(Dataset entries)
*** Block opens ***

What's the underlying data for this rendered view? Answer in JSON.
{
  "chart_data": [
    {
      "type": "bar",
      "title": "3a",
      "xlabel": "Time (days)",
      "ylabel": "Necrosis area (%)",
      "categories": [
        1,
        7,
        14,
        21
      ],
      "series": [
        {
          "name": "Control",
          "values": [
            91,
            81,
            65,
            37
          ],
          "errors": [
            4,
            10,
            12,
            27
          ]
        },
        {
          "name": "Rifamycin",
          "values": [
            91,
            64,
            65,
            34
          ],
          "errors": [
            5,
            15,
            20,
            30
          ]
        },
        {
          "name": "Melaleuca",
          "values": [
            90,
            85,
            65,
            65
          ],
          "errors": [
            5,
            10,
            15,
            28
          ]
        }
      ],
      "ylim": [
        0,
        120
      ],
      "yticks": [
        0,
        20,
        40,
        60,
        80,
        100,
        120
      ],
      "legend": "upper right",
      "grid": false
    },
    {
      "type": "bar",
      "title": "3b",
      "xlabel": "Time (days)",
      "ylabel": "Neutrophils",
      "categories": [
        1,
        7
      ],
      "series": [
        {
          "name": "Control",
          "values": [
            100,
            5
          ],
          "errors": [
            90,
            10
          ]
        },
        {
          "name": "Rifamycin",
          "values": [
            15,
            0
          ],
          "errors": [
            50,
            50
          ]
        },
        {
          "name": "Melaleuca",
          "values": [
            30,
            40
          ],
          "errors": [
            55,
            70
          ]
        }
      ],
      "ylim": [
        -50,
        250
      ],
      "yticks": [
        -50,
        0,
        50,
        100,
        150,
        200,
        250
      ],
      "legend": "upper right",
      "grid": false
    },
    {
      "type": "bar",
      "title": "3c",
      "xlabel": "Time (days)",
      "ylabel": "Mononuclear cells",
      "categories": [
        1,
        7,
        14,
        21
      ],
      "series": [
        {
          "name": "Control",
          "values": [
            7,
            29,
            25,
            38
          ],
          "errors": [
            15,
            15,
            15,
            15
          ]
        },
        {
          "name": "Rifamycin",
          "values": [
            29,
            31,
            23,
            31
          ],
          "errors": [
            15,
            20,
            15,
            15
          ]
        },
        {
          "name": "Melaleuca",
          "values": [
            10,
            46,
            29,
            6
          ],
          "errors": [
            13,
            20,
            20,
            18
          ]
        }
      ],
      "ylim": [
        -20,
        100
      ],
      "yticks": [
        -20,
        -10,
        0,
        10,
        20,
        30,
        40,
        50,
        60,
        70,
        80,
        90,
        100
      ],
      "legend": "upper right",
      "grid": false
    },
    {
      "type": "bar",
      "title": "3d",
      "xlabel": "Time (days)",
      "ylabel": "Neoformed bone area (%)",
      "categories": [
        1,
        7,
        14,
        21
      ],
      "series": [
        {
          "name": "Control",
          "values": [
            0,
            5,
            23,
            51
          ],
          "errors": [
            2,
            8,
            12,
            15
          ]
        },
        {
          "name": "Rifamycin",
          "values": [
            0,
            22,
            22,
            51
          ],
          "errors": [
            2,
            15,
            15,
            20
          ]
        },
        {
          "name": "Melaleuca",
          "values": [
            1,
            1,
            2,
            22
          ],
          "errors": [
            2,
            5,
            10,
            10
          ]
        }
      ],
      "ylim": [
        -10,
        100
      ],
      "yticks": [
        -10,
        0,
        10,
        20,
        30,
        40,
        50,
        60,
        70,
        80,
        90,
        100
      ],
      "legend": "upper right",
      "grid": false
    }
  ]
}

*** Block closes ***

> [What you should do]
Set out every record in full, exactly as given.

> [Written solution]
What's the underlying data for this rendered view? Answer in JSON.
{
  "chart_data": [
    {
      "type": "bar",
      "title": "3a",
      "xlabel": "Time (days)",
      "ylabel": "Necrosis area (%)",
      "categories": [
        1,
        7,
        14,
        21
      ],
      "series": [
        {
          "name": "Control",
          "values": [
            91,
            81,
            65,
            37
          ],
          "errors": [
            4,
            10,
            12,
            27
          ]
        },
        {
          "name": "Rifamycin",
          "values": [
            91,
            64,
            65,
            34
          ],
          "errors": [
            5,
            15,
            20,
            30
          ]
        },
        {
          "name": "Melaleuca",
          "values": [
            90,
            85,
            65,
            65
          ],
          "errors": [
            5,
            10,
            15,
            28
          ]
        }
      ],
      "ylim": [
        0,
        120
      ],
      "yticks": [
        0,
        20,
        40,
        60,
        80,
        100,
        120
      ],
      "legend": "upper right",
      "grid": false
    },
    {
      "type": "bar",
      "title": "3b",
      "xlabel": "Time (days)",
      "ylabel": "Neutrophils",
      "categories": [
        1,
        7
      ],
      "series": [
        {
          "name": "Control",
          "values": [
            100,
            5
          ],
          "errors": [
            90,
            10
          ]
        },
        {
          "name": "Rifamycin",
          "values": [
            15,
            0
          ],
          "errors": [
            50,
            50
          ]
        },
        {
          "name": "Melaleuca",
          "values": [
            30,
            40
          ],
          "errors": [
            55,
            70
          ]
        }
      ],
      "ylim": [
        -50,
        250
      ],
      "yticks": [
        -50,
        0,
        50,
        100,
        150,
        200,
        250
      ],
      "legend": "upper right",
      "grid": false
    },
    {
      "type": "bar",
      "title": "3c",
      "xlabel": "Time (days)",
      "ylabel": "Mononuclear cells",
      "categories": [
        1,
        7,
        14,
        21
      ],
      "series": [
        {
          "name": "Control",
          "values": [
            7,
            29,
            25,
            38
          ],
          "errors": [
            15,
            15,
            15,
            15
          ]
        },
        {
          "name": "Rifamycin",
          "values": [
            29,
            31,
            23,
            31
          ],
          "errors": [
            15,
            20,
            15,
            15
          ]
        },
        {
          "name": "Melaleuca",
          "values": [
            10,
            46,
            29,
            6
          ],
          "errors": [
            13,
            20,
            20,
            18
          ]
        }
      ],
      "ylim": [
        -20,
        100
      ],
      "yticks": [
        -20,
        -10,
        0,
        10,
        20,
        30,
        40,
        50,
        60,
        70,
        80,
        90,
        100
      ],
      "legend": "upper right",
      "grid": false
    },
    {
      "type": "bar",
      "title": "3d",
      "xlabel": "Time (days)",
      "ylabel": "Neoformed bone area (%)",
      "categories": [
        1,
        7,
        14,
        21
      ],
      "series": [
        {
          "name": "Control",
          "values": [
            0,
            5,
            23,
            51
          ],
          "errors": [
            2,
            8,
            12,
            15
          ]
        },
        {
          "name": "Rifamycin",
          "values": [
            0,
            22,
            22,
            51
          ],
          "errors": [
            2,
            15,
            15,
            20
          ]
        },
        {
          "name": "Melaleuca",
          "values": [
            1,
            1,
            2,
            22
          ],
          "errors": [
            2,
            5,
            10,
            10
          ]
        }
      ],
      "ylim": [
        -10,
        100
      ],
      "yticks": [
        -10,
        0,
        10,
        20,
        30,
        40,
        50,
        60,
        70,
        80,
        90,
        100
      ],
      "legend": "upper right",
      "grid": false
    }
  ]
}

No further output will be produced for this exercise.